→ **Task requirements**
Look for the string "підпис" in the lines and copy each line that has it.

→ **Listed entries**
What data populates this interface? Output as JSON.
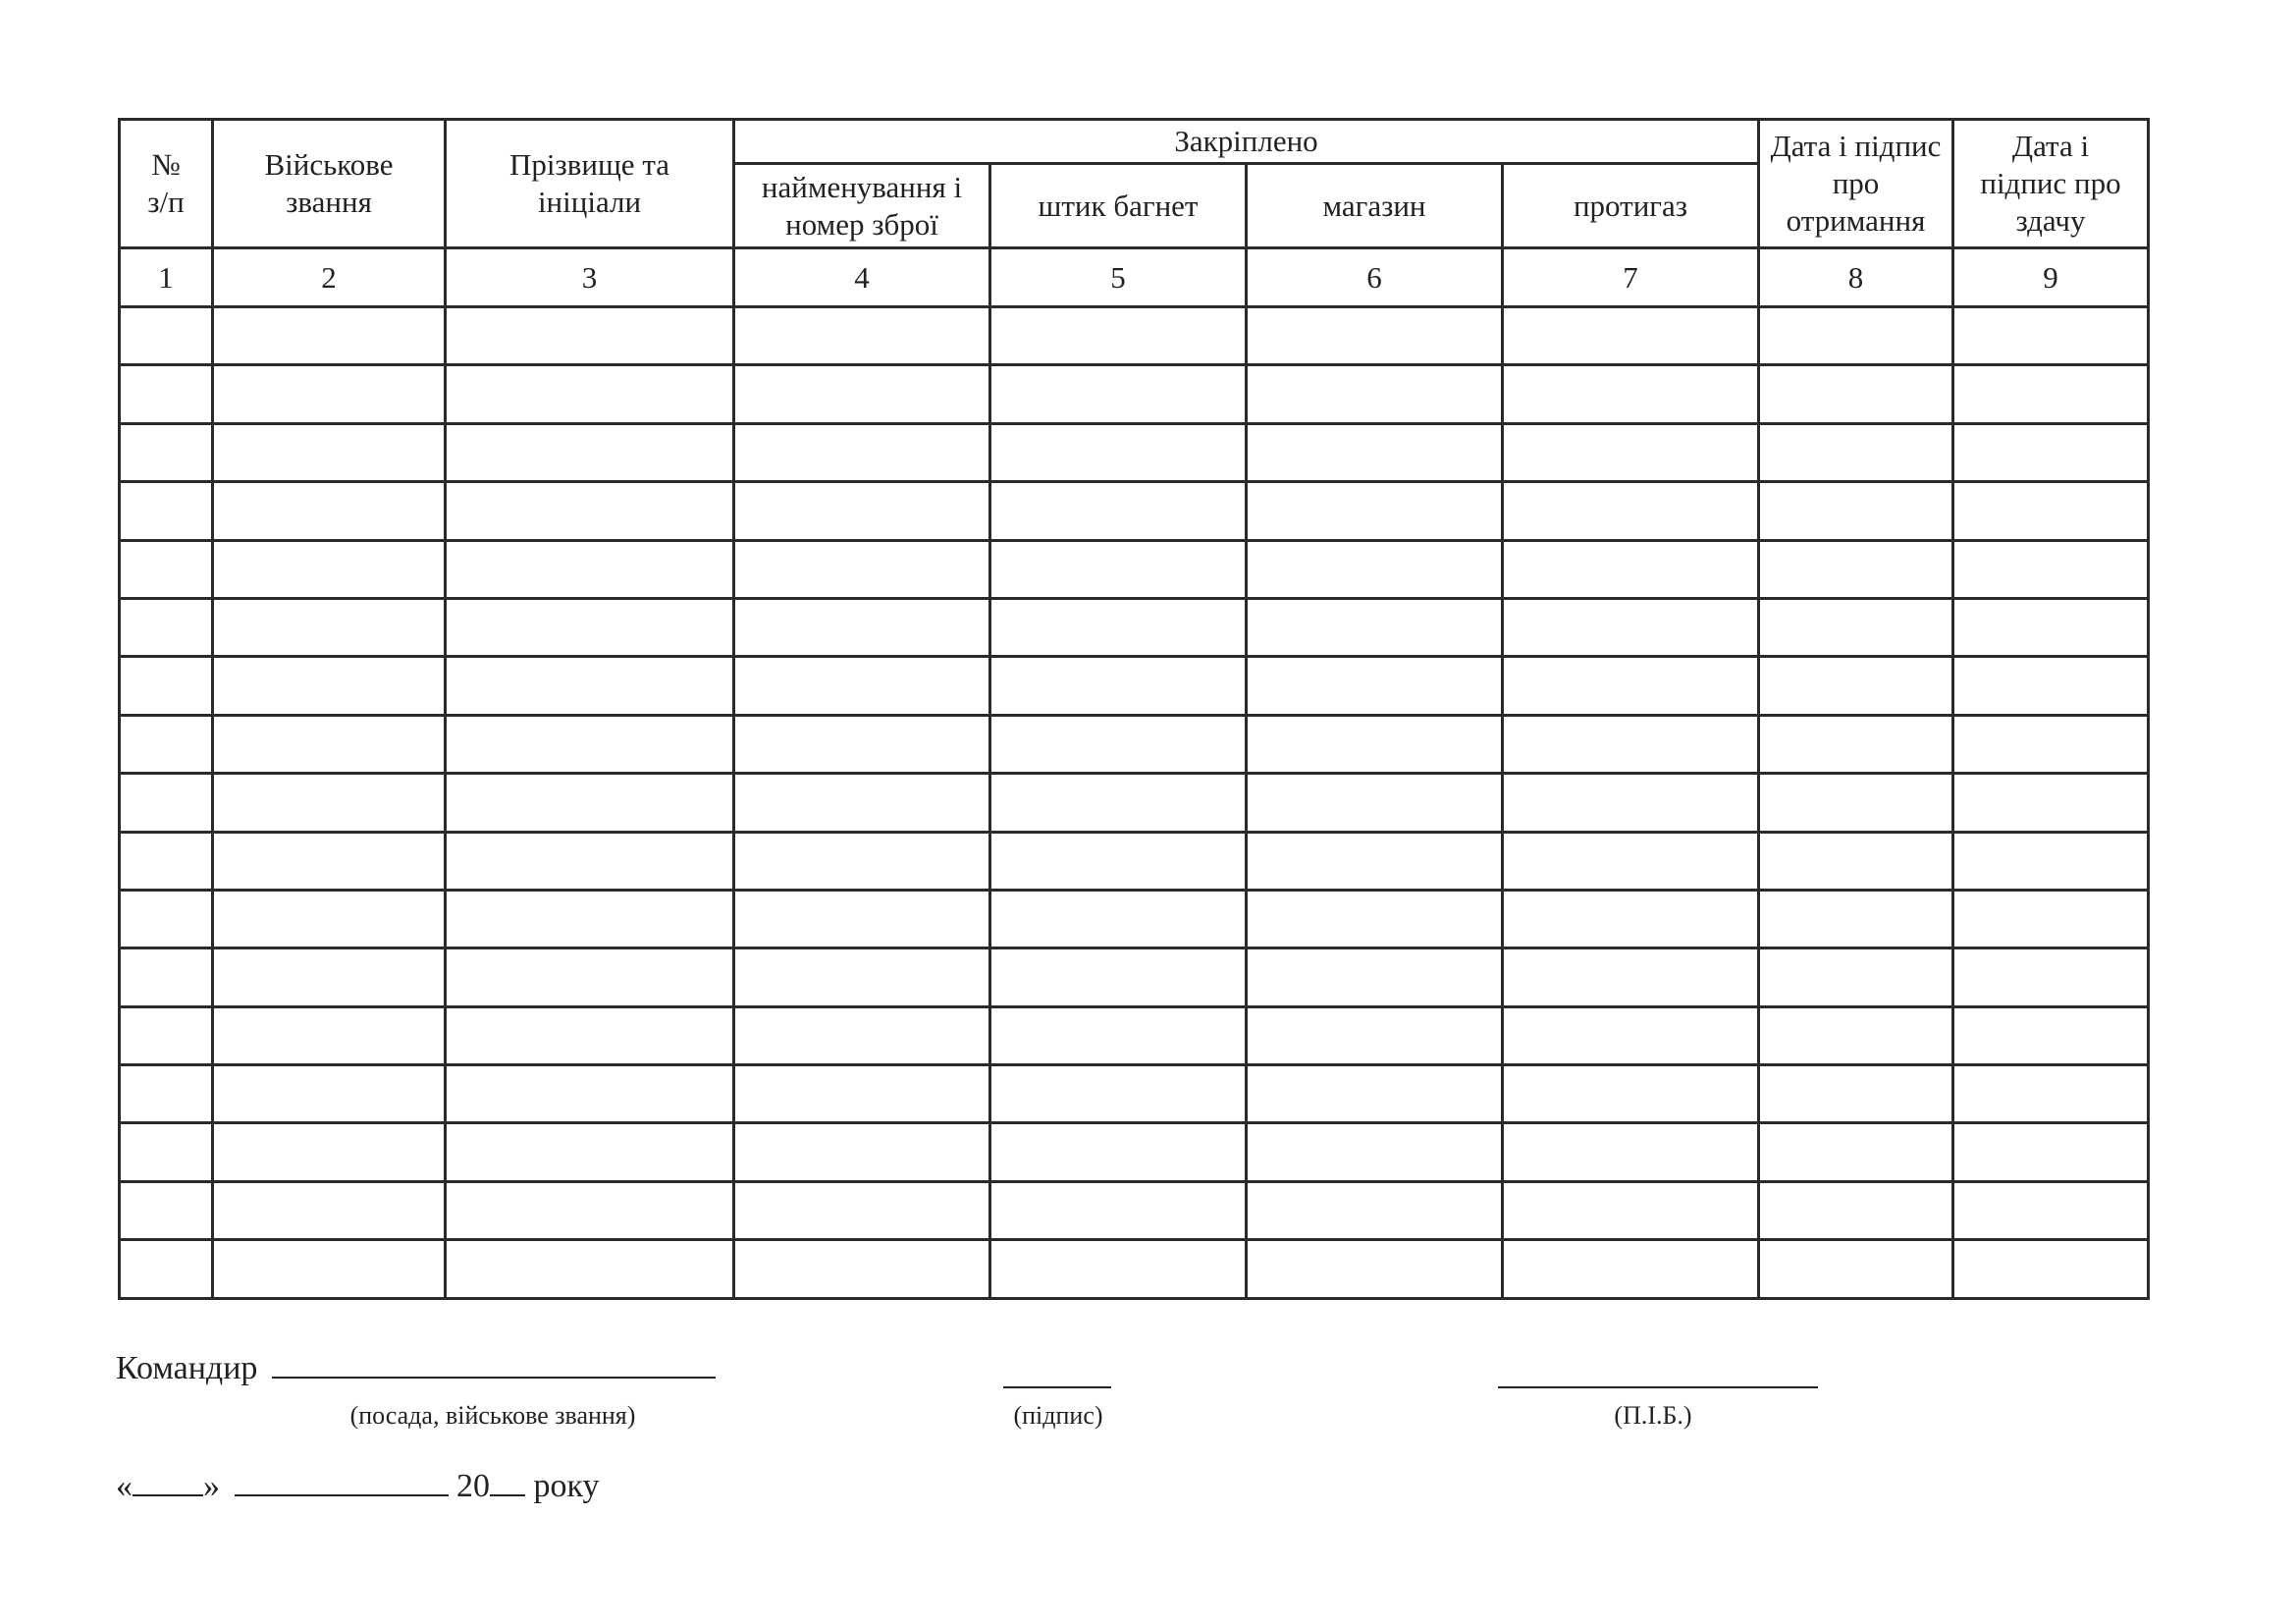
{
  "table": {
    "headers": {
      "no": "№ з/п",
      "rank": "Військове звання",
      "name": "Прізвище та ініціали",
      "assigned_group": "Закріплено",
      "weapon": "найменування і номер зброї",
      "bayonet": "штик багнет",
      "magazine": "магазин",
      "gasmask": "протигаз",
      "received": "Дата і підпис про отримання",
      "returned": "Дата і підпис про здачу"
    },
    "column_numbers": [
      "1",
      "2",
      "3",
      "4",
      "5",
      "6",
      "7",
      "8",
      "9"
    ],
    "empty_row_count": 17
  },
  "footer": {
    "commander_label": "Командир",
    "position_caption": "(посада, військове звання)",
    "signature_caption": "(підпис)",
    "name_caption": "(П.І.Б.)",
    "date_open_quote": "«",
    "date_close_quote": "»",
    "year_prefix": "20",
    "year_suffix": "року"
  }
}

→ **Result of the task**
      "received": "Дата і підпис про отримання",
      "returned": "Дата і підпис про здачу"
    "signature_caption": "(підпис)",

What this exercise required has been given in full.